### Exercise goal
How many lines in the records below hold the string "根据题意"? Please answer with the number and nothing more.

>> Begin Record list

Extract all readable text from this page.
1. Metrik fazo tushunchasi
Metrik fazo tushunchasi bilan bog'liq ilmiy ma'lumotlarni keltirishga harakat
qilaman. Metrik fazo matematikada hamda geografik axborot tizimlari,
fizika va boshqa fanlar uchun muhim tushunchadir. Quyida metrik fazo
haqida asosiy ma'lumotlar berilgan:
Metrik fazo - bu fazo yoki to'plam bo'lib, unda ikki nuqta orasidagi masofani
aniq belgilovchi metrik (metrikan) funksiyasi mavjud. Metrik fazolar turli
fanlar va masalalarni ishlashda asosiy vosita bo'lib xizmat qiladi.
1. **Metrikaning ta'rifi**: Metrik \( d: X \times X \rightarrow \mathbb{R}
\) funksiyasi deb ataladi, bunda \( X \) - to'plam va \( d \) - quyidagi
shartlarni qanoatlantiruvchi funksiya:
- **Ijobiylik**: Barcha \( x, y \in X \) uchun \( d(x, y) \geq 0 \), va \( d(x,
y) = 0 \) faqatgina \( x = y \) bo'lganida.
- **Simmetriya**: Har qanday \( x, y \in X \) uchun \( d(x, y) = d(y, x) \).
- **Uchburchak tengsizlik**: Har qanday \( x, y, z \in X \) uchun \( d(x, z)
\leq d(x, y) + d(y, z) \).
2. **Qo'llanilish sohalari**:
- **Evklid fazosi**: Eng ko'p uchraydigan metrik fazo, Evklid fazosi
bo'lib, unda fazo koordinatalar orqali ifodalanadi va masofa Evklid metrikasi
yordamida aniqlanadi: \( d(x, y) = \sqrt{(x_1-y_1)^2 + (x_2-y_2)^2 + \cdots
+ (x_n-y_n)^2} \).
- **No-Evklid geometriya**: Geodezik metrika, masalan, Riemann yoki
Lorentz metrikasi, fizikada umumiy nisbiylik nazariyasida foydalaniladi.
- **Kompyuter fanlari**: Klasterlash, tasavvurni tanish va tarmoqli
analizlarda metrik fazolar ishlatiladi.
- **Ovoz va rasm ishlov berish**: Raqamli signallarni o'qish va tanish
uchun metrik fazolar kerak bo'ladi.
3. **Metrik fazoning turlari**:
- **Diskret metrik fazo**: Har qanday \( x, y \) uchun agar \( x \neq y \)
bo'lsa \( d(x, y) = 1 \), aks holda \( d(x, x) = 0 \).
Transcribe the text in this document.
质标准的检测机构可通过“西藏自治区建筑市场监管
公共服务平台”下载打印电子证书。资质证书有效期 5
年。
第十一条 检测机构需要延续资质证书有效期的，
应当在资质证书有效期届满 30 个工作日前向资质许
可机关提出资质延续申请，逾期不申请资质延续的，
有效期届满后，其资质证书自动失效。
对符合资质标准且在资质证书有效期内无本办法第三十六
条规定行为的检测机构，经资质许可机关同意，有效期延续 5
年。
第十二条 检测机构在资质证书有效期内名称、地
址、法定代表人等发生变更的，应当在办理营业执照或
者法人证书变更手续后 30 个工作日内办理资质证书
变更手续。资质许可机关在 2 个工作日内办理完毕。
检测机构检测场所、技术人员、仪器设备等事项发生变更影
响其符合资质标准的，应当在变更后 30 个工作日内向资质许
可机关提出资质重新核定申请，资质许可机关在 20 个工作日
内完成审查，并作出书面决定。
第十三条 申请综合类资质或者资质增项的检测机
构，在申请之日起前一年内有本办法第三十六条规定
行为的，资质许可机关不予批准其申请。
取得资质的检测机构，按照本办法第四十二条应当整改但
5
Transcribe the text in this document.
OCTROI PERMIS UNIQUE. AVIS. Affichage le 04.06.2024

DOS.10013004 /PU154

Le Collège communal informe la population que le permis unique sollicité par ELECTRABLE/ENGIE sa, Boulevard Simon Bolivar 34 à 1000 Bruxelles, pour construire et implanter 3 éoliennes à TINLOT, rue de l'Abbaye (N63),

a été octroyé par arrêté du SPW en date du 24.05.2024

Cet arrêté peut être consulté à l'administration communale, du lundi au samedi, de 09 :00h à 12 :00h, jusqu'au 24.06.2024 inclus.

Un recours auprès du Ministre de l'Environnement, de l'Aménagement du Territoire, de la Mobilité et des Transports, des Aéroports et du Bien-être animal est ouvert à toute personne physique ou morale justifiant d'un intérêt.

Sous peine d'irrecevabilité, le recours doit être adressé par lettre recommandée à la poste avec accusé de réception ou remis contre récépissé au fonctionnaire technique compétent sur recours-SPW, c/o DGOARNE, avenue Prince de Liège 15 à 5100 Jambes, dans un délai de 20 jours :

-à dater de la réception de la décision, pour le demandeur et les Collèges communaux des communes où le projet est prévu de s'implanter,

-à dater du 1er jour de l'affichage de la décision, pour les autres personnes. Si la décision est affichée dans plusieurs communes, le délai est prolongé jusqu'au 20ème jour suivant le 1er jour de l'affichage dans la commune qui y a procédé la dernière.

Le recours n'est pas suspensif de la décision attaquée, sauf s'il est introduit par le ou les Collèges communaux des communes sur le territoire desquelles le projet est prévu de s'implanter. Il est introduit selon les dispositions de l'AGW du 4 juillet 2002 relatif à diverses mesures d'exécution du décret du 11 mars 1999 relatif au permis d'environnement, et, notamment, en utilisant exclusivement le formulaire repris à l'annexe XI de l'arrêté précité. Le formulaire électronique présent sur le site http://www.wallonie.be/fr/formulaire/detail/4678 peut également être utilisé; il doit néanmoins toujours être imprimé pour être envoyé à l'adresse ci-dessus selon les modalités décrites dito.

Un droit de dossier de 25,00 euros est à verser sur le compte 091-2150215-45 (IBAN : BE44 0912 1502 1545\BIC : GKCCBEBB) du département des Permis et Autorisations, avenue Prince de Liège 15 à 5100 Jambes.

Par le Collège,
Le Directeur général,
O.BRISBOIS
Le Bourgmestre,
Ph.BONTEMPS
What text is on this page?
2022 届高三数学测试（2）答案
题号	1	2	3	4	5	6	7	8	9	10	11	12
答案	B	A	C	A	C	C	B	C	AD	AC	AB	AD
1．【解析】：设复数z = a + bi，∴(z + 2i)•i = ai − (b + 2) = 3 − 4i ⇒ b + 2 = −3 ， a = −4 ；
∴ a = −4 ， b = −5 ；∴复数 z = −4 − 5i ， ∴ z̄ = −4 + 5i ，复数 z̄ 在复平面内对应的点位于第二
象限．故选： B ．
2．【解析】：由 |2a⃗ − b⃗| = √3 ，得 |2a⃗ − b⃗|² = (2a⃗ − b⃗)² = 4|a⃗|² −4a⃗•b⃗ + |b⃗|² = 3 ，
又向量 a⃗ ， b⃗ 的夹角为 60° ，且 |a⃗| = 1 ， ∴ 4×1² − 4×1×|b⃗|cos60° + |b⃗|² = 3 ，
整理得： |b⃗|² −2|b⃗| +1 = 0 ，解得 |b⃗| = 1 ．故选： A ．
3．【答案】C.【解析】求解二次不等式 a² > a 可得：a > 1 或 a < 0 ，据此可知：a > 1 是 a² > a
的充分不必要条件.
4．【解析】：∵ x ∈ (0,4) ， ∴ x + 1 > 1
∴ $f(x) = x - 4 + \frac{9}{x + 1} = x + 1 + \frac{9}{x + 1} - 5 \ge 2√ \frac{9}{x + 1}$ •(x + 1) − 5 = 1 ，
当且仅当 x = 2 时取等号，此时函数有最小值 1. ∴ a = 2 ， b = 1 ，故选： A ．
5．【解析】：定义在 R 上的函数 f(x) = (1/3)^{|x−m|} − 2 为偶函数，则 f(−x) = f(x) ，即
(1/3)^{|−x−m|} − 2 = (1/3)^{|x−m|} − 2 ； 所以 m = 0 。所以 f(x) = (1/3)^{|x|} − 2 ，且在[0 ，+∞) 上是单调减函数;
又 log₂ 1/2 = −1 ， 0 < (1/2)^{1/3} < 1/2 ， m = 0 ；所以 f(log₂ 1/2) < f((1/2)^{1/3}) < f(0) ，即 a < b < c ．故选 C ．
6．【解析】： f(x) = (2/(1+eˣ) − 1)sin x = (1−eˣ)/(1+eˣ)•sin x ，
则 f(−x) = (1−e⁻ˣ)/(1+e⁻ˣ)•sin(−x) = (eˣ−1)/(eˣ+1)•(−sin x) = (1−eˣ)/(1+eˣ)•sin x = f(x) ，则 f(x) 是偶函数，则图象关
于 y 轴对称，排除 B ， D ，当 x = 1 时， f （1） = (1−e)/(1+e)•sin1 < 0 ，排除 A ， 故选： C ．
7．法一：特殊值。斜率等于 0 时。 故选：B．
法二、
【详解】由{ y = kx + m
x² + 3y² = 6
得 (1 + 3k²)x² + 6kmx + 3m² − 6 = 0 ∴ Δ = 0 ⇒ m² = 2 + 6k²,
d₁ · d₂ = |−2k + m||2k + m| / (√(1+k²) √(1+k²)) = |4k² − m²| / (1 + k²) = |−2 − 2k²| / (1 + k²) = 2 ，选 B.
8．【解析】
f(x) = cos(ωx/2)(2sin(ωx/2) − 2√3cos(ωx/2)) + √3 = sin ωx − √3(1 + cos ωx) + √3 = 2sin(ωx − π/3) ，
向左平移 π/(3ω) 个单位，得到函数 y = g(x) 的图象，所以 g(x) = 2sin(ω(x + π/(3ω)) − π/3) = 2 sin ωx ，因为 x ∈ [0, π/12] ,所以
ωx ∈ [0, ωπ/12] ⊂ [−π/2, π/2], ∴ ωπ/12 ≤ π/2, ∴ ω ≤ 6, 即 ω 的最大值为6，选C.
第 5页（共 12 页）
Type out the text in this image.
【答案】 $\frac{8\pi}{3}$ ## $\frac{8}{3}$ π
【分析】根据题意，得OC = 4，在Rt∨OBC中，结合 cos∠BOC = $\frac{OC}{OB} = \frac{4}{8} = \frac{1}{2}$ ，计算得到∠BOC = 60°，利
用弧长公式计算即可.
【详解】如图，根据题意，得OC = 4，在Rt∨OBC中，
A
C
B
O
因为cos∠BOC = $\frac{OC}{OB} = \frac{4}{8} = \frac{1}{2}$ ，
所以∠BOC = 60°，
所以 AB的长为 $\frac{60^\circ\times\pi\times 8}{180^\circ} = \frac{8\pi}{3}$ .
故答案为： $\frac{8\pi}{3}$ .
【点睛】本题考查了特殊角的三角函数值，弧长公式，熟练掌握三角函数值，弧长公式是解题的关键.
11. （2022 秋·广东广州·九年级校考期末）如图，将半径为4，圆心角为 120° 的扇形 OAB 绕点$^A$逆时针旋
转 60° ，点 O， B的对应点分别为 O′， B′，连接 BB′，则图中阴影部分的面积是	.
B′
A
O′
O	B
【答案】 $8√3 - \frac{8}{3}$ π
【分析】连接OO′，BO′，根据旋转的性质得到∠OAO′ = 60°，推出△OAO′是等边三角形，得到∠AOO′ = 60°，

>> End Record list

### Reply
2